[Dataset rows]
■ ■ ■

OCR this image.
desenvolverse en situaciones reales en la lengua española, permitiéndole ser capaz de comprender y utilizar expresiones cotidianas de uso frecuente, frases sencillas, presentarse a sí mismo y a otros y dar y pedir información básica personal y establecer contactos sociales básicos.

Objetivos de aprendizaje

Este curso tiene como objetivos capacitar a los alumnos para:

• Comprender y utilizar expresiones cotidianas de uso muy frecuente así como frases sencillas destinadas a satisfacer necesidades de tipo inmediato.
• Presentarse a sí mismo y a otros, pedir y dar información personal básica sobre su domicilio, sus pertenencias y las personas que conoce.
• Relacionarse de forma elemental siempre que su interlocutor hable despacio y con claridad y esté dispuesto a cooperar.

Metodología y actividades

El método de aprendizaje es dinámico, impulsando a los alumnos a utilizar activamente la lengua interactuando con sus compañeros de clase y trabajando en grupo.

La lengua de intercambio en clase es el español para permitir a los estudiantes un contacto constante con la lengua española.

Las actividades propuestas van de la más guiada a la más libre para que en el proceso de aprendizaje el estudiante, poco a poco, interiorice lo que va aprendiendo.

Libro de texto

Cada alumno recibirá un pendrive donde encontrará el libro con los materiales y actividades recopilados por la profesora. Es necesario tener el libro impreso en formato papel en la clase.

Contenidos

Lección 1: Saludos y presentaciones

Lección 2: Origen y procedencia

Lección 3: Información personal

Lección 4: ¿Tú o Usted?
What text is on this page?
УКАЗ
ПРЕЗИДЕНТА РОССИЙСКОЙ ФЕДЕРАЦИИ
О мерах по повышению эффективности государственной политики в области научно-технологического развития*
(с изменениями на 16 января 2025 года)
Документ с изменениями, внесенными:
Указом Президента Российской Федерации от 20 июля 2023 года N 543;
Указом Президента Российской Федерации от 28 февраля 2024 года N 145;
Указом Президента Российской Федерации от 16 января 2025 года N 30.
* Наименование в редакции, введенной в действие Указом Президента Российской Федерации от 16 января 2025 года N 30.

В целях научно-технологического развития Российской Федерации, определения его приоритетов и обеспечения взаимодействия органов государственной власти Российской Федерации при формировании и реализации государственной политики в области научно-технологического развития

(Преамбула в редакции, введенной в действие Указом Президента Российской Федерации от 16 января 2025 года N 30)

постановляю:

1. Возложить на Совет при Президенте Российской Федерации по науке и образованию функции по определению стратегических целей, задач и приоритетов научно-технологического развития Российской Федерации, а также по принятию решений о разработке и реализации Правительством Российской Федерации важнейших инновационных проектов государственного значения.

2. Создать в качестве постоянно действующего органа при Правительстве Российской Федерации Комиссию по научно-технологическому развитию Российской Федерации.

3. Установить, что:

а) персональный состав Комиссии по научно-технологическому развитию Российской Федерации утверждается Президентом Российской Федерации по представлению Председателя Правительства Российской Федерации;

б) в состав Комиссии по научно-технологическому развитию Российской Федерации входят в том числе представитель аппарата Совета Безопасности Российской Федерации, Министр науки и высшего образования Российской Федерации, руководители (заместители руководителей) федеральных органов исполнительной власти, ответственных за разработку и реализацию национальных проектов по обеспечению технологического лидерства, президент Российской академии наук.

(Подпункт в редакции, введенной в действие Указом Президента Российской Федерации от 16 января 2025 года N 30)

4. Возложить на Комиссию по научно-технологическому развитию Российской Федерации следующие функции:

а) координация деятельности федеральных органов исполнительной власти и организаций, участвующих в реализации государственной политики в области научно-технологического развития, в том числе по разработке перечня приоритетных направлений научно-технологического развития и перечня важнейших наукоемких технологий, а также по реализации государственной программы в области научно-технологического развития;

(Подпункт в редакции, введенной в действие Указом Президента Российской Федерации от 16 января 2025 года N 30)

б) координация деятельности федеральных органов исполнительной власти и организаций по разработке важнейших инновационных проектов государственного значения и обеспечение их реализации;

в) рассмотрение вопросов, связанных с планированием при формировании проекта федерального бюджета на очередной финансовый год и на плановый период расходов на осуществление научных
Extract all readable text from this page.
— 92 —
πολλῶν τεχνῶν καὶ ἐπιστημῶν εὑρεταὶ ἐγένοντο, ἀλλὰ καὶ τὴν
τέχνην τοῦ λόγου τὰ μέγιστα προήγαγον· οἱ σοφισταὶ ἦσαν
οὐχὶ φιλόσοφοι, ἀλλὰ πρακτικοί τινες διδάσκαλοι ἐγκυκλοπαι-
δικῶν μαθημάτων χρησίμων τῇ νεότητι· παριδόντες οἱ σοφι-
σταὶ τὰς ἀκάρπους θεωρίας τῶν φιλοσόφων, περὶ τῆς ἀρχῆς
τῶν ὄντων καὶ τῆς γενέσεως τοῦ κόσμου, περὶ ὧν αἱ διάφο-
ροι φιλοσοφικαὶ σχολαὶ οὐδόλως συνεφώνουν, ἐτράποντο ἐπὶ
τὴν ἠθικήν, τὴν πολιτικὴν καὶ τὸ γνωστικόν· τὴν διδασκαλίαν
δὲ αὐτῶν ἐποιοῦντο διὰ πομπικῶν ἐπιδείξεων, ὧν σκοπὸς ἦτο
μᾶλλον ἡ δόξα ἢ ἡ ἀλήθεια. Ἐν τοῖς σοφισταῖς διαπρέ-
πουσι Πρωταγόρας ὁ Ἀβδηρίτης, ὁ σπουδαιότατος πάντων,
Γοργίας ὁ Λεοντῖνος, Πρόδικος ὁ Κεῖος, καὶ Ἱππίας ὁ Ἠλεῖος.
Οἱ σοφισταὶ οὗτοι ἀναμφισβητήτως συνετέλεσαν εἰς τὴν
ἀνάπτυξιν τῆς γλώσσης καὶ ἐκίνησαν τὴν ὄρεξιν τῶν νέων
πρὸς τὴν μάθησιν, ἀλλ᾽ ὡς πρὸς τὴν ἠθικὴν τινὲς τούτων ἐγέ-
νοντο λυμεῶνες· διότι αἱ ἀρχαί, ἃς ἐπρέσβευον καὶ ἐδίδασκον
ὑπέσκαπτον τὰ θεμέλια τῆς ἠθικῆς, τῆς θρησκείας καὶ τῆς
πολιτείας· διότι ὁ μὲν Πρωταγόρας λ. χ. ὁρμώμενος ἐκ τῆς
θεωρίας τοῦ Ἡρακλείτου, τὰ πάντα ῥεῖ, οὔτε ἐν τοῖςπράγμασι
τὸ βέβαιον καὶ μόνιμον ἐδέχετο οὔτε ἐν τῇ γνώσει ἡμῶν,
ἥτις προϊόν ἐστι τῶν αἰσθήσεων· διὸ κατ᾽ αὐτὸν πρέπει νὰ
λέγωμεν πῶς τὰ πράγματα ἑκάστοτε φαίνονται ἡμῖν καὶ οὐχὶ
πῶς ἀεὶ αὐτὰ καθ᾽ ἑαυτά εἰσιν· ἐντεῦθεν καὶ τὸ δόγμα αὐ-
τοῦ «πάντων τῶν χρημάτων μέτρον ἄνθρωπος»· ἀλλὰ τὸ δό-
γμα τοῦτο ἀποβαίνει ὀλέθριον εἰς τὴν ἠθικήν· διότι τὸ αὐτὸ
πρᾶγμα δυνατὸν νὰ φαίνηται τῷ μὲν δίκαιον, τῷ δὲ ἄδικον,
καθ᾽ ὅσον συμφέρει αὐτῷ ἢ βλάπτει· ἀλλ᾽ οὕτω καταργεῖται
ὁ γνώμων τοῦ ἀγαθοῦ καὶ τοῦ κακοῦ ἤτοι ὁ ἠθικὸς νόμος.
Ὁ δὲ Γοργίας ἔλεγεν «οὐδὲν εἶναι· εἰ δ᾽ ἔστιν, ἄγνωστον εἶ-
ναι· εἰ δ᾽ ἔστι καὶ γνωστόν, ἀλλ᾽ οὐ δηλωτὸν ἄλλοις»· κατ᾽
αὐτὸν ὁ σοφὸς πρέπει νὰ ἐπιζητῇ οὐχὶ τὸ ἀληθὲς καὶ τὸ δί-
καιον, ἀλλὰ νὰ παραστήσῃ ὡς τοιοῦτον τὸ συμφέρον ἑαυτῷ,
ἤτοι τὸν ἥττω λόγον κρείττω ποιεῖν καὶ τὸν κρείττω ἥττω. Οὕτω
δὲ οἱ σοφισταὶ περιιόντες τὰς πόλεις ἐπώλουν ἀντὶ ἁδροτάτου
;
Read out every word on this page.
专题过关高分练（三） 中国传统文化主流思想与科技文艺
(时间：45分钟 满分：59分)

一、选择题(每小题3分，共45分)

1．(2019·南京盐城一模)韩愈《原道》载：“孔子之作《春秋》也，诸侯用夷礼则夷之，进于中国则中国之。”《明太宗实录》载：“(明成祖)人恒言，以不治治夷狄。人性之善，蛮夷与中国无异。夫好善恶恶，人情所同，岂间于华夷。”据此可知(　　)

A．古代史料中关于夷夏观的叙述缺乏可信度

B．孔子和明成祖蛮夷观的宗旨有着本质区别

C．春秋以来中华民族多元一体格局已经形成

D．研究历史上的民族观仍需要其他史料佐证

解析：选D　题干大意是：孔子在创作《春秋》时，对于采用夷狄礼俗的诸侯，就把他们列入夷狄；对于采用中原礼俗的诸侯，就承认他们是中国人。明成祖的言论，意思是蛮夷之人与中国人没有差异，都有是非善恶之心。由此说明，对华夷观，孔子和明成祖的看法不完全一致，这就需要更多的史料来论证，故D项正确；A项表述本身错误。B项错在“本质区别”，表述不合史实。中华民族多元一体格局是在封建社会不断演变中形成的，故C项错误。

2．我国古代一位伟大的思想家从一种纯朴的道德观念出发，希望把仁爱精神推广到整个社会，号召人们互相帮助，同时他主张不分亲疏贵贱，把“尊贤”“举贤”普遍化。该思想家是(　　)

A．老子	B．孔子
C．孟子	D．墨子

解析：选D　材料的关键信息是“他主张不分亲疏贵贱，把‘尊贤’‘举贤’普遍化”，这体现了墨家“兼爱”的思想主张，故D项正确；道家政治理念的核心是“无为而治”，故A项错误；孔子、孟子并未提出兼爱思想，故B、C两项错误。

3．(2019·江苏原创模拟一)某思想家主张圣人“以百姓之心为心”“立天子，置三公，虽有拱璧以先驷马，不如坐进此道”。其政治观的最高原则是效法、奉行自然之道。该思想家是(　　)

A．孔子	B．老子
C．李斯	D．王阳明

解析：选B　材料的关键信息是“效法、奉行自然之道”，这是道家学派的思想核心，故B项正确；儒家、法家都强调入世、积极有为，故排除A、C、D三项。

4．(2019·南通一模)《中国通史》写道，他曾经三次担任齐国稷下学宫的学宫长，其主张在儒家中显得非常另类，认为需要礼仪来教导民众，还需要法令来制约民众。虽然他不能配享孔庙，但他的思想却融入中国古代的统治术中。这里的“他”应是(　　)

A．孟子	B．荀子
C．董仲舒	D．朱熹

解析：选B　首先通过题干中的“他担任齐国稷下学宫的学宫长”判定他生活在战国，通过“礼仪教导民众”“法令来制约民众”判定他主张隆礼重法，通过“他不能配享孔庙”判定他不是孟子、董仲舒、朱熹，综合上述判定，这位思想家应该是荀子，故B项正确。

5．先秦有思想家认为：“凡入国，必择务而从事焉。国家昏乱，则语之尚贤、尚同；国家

■ ■ ■

Exercise requirements: Show every line of the records above that contains the word "οὔτε".

Result for this task:
θεωρίας τοῦ Ἡρακλείτου, τὰ πάντα ῥεῖ, οὔτε ἐν τοῖςπράγμασι
τὸ βέβαιον καὶ μόνιμον ἐδέχετο οὔτε ἐν τῇ γνώσει ἡμῶν,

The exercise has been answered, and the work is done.